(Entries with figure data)
>> start

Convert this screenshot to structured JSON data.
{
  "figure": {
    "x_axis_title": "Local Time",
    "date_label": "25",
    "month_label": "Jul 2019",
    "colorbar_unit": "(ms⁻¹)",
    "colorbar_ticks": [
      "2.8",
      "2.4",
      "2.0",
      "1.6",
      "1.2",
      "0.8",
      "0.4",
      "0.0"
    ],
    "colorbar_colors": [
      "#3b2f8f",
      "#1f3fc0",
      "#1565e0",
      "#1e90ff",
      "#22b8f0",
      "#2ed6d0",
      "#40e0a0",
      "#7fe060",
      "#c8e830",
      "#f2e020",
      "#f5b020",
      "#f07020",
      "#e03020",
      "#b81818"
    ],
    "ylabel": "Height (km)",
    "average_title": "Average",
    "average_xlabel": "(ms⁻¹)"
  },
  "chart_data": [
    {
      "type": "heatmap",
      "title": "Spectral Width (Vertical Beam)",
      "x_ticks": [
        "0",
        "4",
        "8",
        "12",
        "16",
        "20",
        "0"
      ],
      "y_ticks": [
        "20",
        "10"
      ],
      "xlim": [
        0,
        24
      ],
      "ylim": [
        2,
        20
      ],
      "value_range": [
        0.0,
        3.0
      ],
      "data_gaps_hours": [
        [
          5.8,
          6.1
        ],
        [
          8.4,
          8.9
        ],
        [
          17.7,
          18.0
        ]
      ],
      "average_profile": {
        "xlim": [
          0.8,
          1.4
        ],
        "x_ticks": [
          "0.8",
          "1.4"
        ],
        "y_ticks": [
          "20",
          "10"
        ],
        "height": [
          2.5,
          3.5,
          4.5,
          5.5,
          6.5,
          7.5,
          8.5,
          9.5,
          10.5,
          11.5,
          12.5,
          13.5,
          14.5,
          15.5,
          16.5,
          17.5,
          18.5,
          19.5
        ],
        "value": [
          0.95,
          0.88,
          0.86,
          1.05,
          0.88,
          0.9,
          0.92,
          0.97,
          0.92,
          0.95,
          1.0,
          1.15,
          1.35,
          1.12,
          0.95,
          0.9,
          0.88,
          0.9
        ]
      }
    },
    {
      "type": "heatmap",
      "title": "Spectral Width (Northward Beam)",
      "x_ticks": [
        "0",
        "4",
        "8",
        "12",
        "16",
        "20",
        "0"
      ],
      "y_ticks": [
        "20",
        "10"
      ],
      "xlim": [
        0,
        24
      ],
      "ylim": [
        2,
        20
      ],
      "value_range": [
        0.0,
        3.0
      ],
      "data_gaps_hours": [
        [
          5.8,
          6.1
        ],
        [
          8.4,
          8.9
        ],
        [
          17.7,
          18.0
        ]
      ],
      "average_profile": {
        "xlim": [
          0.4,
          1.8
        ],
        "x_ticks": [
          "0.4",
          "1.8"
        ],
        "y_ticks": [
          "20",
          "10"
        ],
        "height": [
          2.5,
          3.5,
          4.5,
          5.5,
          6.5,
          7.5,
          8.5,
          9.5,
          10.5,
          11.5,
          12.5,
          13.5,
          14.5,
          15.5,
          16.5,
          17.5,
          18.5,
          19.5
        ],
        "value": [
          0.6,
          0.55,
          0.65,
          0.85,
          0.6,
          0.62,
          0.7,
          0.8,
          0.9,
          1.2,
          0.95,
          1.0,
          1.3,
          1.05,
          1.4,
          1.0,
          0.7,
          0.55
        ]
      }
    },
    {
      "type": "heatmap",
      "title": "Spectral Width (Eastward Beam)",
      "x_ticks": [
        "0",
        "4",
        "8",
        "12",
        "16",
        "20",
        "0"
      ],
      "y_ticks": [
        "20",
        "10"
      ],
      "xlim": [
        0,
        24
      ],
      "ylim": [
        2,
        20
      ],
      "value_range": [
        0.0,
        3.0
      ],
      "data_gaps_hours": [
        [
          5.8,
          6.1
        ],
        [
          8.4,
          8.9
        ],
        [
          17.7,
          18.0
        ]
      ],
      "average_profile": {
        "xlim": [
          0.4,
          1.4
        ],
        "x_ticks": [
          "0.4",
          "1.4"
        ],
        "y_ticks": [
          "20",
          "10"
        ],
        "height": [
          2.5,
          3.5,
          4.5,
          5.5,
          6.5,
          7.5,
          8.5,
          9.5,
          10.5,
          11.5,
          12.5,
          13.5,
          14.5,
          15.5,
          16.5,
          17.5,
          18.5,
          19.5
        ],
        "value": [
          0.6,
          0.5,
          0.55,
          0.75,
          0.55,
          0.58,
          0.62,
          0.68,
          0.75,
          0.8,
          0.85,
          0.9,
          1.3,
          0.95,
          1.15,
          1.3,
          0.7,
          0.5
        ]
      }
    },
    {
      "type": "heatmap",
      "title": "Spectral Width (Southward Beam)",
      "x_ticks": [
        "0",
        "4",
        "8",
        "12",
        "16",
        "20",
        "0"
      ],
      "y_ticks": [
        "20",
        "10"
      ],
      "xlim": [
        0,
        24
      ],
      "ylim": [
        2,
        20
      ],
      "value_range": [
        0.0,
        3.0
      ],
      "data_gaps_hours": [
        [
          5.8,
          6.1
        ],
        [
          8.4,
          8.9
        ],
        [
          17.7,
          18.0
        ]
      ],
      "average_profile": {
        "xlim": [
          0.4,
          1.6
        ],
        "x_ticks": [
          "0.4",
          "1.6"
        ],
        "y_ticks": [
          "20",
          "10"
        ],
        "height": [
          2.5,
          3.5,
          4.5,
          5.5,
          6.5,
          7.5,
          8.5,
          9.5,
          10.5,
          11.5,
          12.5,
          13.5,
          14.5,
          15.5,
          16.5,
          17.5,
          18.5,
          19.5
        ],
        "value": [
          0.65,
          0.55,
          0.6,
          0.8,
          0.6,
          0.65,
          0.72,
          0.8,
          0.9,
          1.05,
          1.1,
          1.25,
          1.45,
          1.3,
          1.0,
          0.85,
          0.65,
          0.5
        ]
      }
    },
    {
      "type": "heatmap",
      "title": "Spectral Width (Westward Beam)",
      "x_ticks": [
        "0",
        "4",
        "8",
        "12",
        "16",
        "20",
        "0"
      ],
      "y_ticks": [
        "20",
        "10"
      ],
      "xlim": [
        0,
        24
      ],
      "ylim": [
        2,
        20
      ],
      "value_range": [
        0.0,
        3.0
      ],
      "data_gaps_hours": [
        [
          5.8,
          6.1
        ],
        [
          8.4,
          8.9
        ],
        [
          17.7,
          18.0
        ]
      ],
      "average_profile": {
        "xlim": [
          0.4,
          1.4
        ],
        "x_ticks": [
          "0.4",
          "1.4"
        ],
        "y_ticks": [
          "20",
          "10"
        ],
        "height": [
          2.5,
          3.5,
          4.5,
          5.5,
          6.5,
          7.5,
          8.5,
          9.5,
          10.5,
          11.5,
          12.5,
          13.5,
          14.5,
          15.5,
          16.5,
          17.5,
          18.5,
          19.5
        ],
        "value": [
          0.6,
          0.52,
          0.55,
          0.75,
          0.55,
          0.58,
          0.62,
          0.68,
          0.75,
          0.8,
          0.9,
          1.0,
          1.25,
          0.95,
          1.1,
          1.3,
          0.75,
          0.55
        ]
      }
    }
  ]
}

>> end

* _Exercise prompt_:
Repeat each of the entries above precisely as given.

* _Answer to the exercise_:
Convert this screenshot to structured JSON data.
{
  "figure": {
    "x_axis_title": "Local Time",
    "date_label": "25",
    "month_label": "Jul 2019",
    "colorbar_unit": "(ms⁻¹)",
    "colorbar_ticks": [
      "2.8",
      "2.4",
      "2.0",
      "1.6",
      "1.2",
      "0.8",
      "0.4",
      "0.0"
    ],
    "colorbar_colors": [
      "#3b2f8f",
      "#1f3fc0",
      "#1565e0",
      "#1e90ff",
      "#22b8f0",
      "#2ed6d0",
      "#40e0a0",
      "#7fe060",
      "#c8e830",
      "#f2e020",
      "#f5b020",
      "#f07020",
      "#e03020",
      "#b81818"
    ],
    "ylabel": "Height (km)",
    "average_title": "Average",
    "average_xlabel": "(ms⁻¹)"
  },
  "chart_data": [
    {
      "type": "heatmap",
      "title": "Spectral Width (Vertical Beam)",
      "x_ticks": [
        "0",
        "4",
        "8",
        "12",
        "16",
        "20",
        "0"
      ],
      "y_ticks": [
        "20",
        "10"
      ],
      "xlim": [
        0,
        24
      ],
      "ylim": [
        2,
        20
      ],
      "value_range": [
        0.0,
        3.0
      ],
      "data_gaps_hours": [
        [
          5.8,
          6.1
        ],
        [
          8.4,
          8.9
        ],
        [
          17.7,
          18.0
        ]
      ],
      "average_profile": {
        "xlim": [
          0.8,
          1.4
        ],
        "x_ticks": [
          "0.8",
          "1.4"
        ],
        "y_ticks": [
          "20",
          "10"
        ],
        "height": [
          2.5,
          3.5,
          4.5,
          5.5,
          6.5,
          7.5,
          8.5,
          9.5,
          10.5,
          11.5,
          12.5,
          13.5,
          14.5,
          15.5,
          16.5,
          17.5,
          18.5,
          19.5
        ],
        "value": [
          0.95,
          0.88,
          0.86,
          1.05,
          0.88,
          0.9,
          0.92,
          0.97,
          0.92,
          0.95,
          1.0,
          1.15,
          1.35,
          1.12,
          0.95,
          0.9,
          0.88,
          0.9
        ]
      }
    },
    {
      "type": "heatmap",
      "title": "Spectral Width (Northward Beam)",
      "x_ticks": [
        "0",
        "4",
        "8",
        "12",
        "16",
        "20",
        "0"
      ],
      "y_ticks": [
        "20",
        "10"
      ],
      "xlim": [
        0,
        24
      ],
      "ylim": [
        2,
        20
      ],
      "value_range": [
        0.0,
        3.0
      ],
      "data_gaps_hours": [
        [
          5.8,
          6.1
        ],
        [
          8.4,
          8.9
        ],
        [
          17.7,
          18.0
        ]
      ],
      "average_profile": {
        "xlim": [
          0.4,
          1.8
        ],
        "x_ticks": [
          "0.4",
          "1.8"
        ],
        "y_ticks": [
          "20",
          "10"
        ],
        "height": [
          2.5,
          3.5,
          4.5,
          5.5,
          6.5,
          7.5,
          8.5,
          9.5,
          10.5,
          11.5,
          12.5,
          13.5,
          14.5,
          15.5,
          16.5,
          17.5,
          18.5,
          19.5
        ],
        "value": [
          0.6,
          0.55,
          0.65,
          0.85,
          0.6,
          0.62,
          0.7,
          0.8,
          0.9,
          1.2,
          0.95,
          1.0,
          1.3,
          1.05,
          1.4,
          1.0,
          0.7,
          0.55
        ]
      }
    },
    {
      "type": "heatmap",
      "title": "Spectral Width (Eastward Beam)",
      "x_ticks": [
        "0",
        "4",
        "8",
        "12",
        "16",
        "20",
        "0"
      ],
      "y_ticks": [
        "20",
        "10"
      ],
      "xlim": [
        0,
        24
      ],
      "ylim": [
        2,
        20
      ],
      "value_range": [
        0.0,
        3.0
      ],
      "data_gaps_hours": [
        [
          5.8,
          6.1
        ],
        [
          8.4,
          8.9
        ],
        [
          17.7,
          18.0
        ]
      ],
      "average_profile": {
        "xlim": [
          0.4,
          1.4
        ],
        "x_ticks": [
          "0.4",
          "1.4"
        ],
        "y_ticks": [
          "20",
          "10"
        ],
        "height": [
          2.5,
          3.5,
          4.5,
          5.5,
          6.5,
          7.5,
          8.5,
          9.5,
          10.5,
          11.5,
          12.5,
          13.5,
          14.5,
          15.5,
          16.5,
          17.5,
          18.5,
          19.5
        ],
        "value": [
          0.6,
          0.5,
          0.55,
          0.75,
          0.55,
          0.58,
          0.62,
          0.68,
          0.75,
          0.8,
          0.85,
          0.9,
          1.3,
          0.95,
          1.15,
          1.3,
          0.7,
          0.5
        ]
      }
    },
    {
      "type": "heatmap",
      "title": "Spectral Width (Southward Beam)",
      "x_ticks": [
        "0",
        "4",
        "8",
        "12",
        "16",
        "20",
        "0"
      ],
      "y_ticks": [
        "20",
        "10"
      ],
      "xlim": [
        0,
        24
      ],
      "ylim": [
        2,
        20
      ],
      "value_range": [
        0.0,
        3.0
      ],
      "data_gaps_hours": [
        [
          5.8,
          6.1
        ],
        [
          8.4,
          8.9
        ],
        [
          17.7,
          18.0
        ]
      ],
      "average_profile": {
        "xlim": [
          0.4,
          1.6
        ],
        "x_ticks": [
          "0.4",
          "1.6"
        ],
        "y_ticks": [
          "20",
          "10"
        ],
        "height": [
          2.5,
          3.5,
          4.5,
          5.5,
          6.5,
          7.5,
          8.5,
          9.5,
          10.5,
          11.5,
          12.5,
          13.5,
          14.5,
          15.5,
          16.5,
          17.5,
          18.5,
          19.5
        ],
        "value": [
          0.65,
          0.55,
          0.6,
          0.8,
          0.6,
          0.65,
          0.72,
          0.8,
          0.9,
          1.05,
          1.1,
          1.25,
          1.45,
          1.3,
          1.0,
          0.85,
          0.65,
          0.5
        ]
      }
    },
    {
      "type": "heatmap",
      "title": "Spectral Width (Westward Beam)",
      "x_ticks": [
        "0",
        "4",
        "8",
        "12",
        "16",
        "20",
        "0"
      ],
      "y_ticks": [
        "20",
        "10"
      ],
      "xlim": [
        0,
        24
      ],
      "ylim": [
        2,
        20
      ],
      "value_range": [
        0.0,
        3.0
      ],
      "data_gaps_hours": [
        [
          5.8,
          6.1
        ],
        [
          8.4,
          8.9
        ],
        [
          17.7,
          18.0
        ]
      ],
      "average_profile": {
        "xlim": [
          0.4,
          1.4
        ],
        "x_ticks": [
          "0.4",
          "1.4"
        ],
        "y_ticks": [
          "20",
          "10"
        ],
        "height": [
          2.5,
          3.5,
          4.5,
          5.5,
          6.5,
          7.5,
          8.5,
          9.5,
          10.5,
          11.5,
          12.5,
          13.5,
          14.5,
          15.5,
          16.5,
          17.5,
          18.5,
          19.5
        ],
        "value": [
          0.6,
          0.52,
          0.55,
          0.75,
          0.55,
          0.58,
          0.62,
          0.68,
          0.75,
          0.8,
          0.9,
          1.0,
          1.25,
          0.95,
          1.1,
          1.3,
          0.75,
          0.55
        ]
      }
    }
  ]
}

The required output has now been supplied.